## start

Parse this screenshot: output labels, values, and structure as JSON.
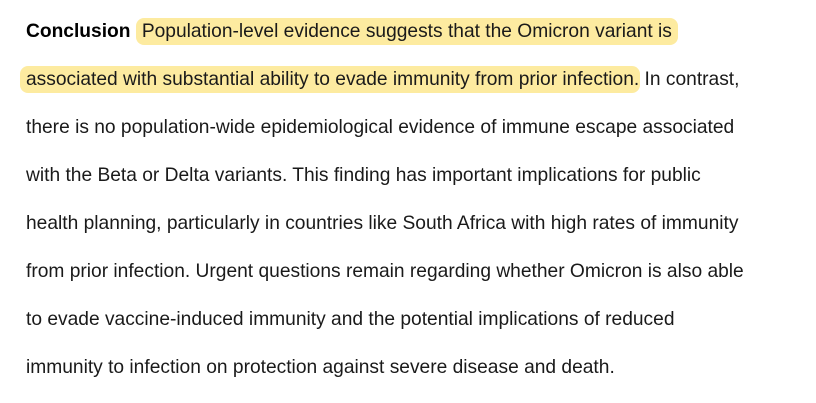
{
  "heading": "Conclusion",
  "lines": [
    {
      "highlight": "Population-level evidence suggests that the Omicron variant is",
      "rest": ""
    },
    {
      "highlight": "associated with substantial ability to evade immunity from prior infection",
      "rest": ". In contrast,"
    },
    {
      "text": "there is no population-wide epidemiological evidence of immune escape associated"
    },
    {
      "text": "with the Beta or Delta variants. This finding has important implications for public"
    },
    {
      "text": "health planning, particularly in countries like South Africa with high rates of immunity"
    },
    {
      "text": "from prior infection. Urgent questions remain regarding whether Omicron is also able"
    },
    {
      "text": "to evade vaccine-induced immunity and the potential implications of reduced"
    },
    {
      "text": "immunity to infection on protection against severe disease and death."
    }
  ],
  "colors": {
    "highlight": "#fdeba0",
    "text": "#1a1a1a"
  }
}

## end
## start

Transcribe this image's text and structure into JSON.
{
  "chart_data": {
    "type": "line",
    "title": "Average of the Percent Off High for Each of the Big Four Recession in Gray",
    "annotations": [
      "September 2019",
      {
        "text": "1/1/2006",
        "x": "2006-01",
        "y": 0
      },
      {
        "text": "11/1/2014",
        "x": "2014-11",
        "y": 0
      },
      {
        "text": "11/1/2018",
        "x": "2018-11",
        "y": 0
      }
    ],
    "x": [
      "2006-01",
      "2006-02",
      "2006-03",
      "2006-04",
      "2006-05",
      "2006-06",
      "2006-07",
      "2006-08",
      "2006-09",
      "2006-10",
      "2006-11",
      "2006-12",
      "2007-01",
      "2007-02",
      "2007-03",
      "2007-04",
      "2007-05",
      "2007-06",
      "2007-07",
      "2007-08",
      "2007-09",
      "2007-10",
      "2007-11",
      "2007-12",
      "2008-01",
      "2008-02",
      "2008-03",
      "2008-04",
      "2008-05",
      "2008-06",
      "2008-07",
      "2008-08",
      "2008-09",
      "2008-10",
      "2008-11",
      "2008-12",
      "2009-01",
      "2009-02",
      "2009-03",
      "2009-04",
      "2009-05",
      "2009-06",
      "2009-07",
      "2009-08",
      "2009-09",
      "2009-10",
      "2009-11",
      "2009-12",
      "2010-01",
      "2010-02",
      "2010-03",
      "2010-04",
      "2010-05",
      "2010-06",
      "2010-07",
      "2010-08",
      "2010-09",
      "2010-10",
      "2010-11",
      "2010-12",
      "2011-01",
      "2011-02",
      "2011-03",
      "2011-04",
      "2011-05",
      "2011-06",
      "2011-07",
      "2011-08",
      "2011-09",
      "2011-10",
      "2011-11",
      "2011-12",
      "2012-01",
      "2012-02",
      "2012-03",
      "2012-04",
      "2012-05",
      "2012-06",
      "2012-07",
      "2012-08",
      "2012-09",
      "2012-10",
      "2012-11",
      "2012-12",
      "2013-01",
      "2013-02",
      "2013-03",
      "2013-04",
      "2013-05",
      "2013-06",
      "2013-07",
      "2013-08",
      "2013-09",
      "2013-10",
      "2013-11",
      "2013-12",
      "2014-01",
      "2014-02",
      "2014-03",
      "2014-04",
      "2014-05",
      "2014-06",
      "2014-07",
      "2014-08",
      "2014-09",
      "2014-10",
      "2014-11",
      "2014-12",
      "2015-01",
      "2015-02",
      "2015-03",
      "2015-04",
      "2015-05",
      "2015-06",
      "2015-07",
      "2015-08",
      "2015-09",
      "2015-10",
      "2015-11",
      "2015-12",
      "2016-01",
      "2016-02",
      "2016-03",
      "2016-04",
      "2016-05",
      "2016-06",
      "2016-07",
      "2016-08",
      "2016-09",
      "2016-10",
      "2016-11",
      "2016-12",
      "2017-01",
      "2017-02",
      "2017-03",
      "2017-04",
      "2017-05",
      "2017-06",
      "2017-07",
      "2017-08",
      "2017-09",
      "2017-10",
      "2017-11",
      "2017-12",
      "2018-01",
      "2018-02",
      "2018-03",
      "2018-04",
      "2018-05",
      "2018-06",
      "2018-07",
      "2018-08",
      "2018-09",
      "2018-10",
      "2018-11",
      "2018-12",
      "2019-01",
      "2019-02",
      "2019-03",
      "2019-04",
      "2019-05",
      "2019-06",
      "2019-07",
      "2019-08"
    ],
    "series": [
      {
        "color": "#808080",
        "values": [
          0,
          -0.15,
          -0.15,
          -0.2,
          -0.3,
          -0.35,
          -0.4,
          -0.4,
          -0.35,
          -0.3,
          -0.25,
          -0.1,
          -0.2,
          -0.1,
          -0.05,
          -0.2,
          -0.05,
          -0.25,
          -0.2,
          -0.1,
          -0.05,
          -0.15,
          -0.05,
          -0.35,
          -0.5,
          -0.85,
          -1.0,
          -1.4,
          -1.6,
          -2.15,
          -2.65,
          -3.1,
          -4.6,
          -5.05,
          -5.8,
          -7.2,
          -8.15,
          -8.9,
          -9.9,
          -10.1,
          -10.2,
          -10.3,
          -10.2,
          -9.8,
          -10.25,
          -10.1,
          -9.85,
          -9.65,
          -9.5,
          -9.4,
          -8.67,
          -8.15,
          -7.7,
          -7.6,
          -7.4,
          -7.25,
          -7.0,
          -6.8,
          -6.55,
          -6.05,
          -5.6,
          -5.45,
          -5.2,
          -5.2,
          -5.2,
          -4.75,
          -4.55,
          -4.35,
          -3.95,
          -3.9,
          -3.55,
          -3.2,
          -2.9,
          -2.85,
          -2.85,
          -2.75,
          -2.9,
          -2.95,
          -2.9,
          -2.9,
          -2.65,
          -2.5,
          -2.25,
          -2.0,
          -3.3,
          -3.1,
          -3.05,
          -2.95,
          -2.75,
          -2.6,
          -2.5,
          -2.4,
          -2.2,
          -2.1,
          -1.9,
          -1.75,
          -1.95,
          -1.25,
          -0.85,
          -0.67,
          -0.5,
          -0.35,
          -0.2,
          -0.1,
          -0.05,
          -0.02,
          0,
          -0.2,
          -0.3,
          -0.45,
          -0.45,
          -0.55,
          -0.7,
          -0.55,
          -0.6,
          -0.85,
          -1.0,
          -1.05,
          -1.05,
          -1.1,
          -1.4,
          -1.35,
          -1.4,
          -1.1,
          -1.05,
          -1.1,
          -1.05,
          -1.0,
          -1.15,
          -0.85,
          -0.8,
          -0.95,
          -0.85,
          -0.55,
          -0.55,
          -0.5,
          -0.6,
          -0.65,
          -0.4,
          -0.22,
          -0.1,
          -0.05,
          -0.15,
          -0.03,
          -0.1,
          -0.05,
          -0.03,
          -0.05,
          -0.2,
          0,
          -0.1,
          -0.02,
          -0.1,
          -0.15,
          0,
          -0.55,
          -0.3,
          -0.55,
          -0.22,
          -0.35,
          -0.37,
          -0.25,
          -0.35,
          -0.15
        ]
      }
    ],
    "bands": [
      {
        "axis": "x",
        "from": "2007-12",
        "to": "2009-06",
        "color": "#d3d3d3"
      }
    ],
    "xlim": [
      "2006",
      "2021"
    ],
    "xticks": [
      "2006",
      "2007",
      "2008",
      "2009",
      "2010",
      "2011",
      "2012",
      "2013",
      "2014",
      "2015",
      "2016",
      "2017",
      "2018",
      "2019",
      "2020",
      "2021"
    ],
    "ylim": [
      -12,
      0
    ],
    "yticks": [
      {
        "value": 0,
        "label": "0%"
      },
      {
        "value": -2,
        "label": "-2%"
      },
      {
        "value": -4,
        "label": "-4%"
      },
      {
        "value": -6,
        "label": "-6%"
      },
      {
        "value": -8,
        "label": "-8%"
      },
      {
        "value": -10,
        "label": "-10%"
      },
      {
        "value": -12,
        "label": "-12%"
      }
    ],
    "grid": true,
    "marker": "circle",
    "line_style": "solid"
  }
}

## end

REQUIRED WORK> The lines to collect are those holding the string "evade"; copy them all.

ANSWER TO THE PROBLEM>
      "highlight": "associated with substantial ability to evade immunity from prior infection",
      "text": "to evade vaccine-induced immunity and the potential implications of reduced"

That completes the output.